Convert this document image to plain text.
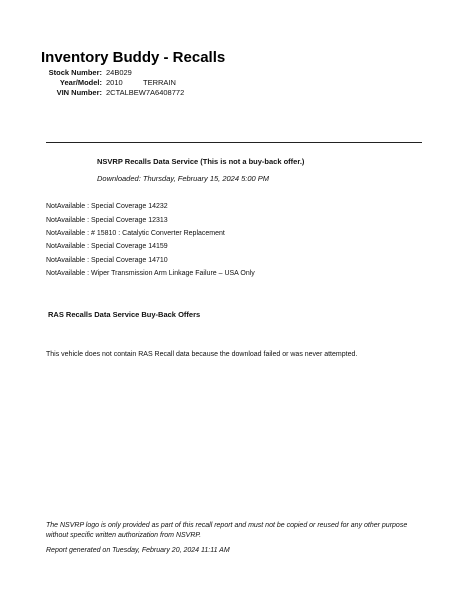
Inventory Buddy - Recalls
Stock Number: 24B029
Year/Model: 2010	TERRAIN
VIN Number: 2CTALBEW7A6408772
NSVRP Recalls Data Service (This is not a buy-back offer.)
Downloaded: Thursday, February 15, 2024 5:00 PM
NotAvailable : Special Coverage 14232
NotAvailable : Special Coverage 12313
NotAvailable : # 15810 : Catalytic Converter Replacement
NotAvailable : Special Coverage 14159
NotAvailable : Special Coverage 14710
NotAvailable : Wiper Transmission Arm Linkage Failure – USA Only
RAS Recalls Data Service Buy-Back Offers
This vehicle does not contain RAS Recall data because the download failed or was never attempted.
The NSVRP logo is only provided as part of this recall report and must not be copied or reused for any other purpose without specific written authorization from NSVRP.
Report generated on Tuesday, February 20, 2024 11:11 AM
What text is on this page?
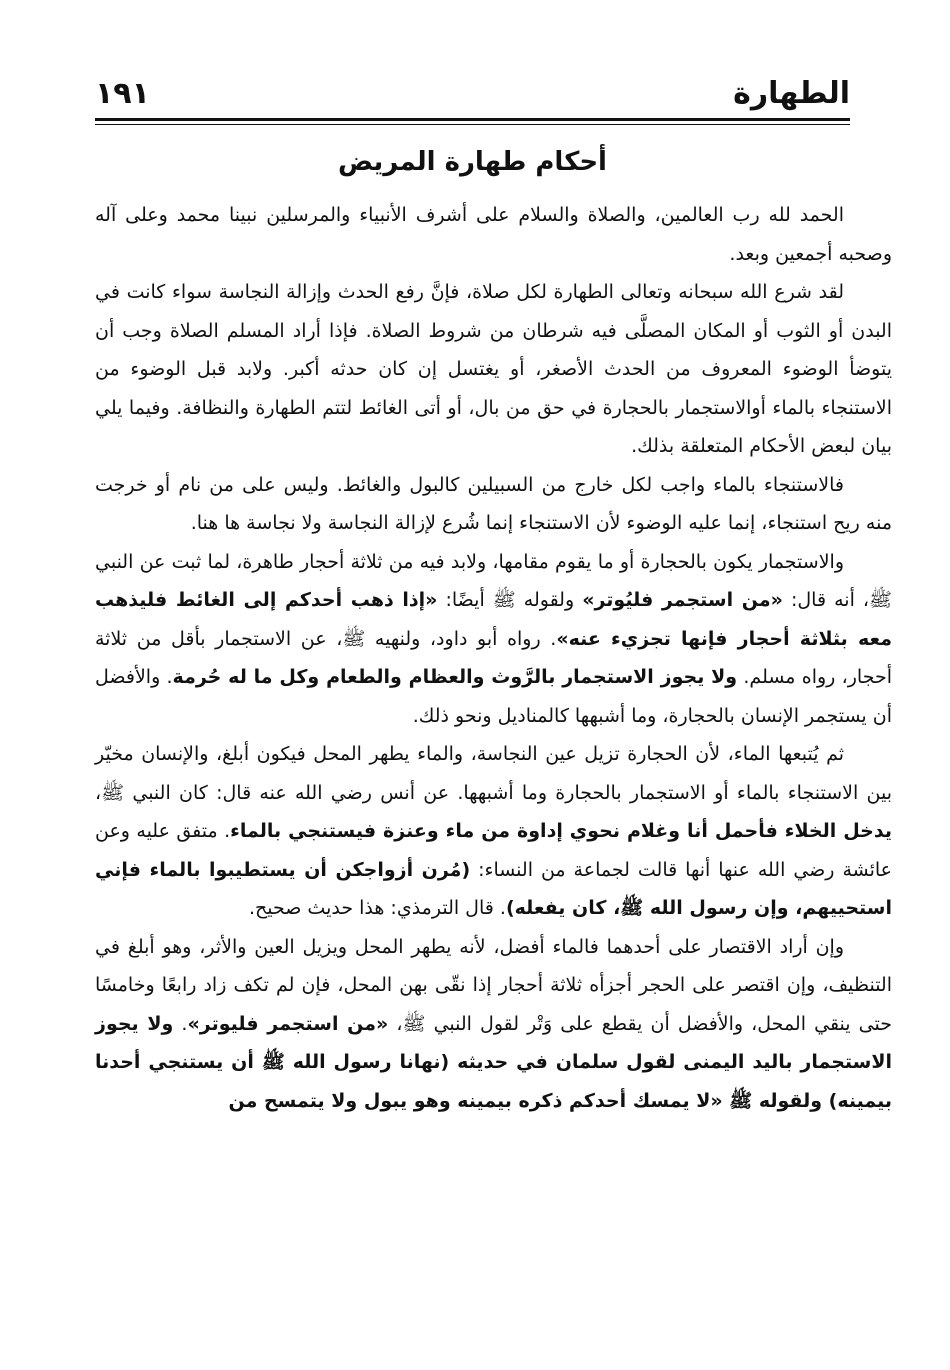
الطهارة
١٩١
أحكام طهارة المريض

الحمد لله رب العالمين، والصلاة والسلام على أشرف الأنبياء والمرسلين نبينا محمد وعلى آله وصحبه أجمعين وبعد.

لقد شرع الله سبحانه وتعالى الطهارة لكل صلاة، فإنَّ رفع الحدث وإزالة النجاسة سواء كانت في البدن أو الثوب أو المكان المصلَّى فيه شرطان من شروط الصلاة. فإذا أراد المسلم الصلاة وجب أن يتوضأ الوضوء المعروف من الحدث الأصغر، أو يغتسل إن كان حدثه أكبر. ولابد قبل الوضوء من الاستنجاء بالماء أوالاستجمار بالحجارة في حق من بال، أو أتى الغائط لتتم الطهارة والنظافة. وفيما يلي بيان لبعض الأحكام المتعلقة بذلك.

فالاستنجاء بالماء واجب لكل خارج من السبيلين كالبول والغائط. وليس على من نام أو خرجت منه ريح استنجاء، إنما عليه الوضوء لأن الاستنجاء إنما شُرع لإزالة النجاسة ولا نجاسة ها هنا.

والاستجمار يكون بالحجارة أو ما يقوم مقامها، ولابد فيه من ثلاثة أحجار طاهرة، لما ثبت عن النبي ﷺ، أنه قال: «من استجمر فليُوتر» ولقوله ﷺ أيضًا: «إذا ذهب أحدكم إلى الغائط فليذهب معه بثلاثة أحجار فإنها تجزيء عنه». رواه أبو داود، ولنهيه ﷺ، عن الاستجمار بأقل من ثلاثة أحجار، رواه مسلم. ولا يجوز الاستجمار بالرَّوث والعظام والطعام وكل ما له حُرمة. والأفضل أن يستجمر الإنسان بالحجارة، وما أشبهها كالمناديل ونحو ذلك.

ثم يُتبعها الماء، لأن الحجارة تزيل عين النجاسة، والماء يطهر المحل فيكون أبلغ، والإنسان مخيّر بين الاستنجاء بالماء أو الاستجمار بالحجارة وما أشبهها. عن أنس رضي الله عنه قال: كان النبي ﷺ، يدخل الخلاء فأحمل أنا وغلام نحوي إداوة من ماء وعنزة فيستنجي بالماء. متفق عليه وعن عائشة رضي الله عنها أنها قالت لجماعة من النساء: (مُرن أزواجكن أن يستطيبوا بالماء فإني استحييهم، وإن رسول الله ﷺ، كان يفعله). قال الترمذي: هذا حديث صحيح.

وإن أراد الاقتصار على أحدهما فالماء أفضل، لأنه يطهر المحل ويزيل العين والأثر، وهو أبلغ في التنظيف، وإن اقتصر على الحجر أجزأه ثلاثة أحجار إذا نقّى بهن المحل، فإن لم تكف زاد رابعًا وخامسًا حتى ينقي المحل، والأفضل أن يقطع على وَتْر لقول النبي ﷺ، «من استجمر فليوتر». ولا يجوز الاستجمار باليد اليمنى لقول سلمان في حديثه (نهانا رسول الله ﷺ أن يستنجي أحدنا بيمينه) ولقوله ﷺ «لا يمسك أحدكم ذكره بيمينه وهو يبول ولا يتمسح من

______

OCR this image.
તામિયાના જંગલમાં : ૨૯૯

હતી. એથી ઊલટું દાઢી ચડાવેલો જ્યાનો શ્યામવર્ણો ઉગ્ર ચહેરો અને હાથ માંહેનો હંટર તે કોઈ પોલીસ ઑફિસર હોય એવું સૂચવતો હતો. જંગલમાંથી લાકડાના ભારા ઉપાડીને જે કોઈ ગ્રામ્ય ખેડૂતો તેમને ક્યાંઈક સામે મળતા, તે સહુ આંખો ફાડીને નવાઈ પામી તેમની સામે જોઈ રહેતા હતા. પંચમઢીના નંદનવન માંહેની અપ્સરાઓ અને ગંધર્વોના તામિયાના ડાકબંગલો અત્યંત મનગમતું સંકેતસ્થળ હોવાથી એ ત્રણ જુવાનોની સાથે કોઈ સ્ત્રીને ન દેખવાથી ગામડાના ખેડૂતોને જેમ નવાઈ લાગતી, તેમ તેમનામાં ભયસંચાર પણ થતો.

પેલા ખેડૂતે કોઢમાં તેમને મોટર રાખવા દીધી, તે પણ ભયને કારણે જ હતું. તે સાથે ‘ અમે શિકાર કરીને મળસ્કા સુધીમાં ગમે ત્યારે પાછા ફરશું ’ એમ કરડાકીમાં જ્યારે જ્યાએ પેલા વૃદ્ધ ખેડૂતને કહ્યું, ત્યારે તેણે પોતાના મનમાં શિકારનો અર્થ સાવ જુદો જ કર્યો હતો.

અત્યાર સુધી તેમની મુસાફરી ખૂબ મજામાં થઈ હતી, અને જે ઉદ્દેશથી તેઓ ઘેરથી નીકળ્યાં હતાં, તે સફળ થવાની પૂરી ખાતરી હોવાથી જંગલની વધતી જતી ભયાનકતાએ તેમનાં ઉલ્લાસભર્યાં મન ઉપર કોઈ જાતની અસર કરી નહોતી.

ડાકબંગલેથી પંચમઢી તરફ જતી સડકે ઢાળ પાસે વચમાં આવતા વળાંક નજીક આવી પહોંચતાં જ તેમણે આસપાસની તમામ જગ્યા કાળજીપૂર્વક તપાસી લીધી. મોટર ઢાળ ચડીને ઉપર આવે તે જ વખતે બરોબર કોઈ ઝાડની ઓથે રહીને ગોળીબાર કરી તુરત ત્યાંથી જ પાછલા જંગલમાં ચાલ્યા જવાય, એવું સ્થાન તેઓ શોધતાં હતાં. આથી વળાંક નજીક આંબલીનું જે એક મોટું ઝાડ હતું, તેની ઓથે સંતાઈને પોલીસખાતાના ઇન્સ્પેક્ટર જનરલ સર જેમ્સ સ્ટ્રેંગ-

______

▸ WHAT IS ASKED:
List all lines from the entries that include the word "الطهارة".

▸ RESPONSE TO THIS EXERCISE:
الطهارة
لقد شرع الله سبحانه وتعالى الطهارة لكل صلاة، فإنَّ رفع الحدث وإزالة النجاسة سواء كانت في البدن أو الثوب أو المكان المصلَّى فيه شرطان من شروط الصلاة. فإذا أراد المسلم الصلاة وجب أن يتوضأ الوضوء المعروف من الحدث الأصغر، أو يغتسل إن كان حدثه أكبر. ولابد قبل الوضوء من الاستنجاء بالماء أوالاستجمار بالحجارة في حق من بال، أو أتى الغائط لتتم الطهارة والنظافة. وفيما يلي بيان لبعض الأحكام المتعلقة بذلك.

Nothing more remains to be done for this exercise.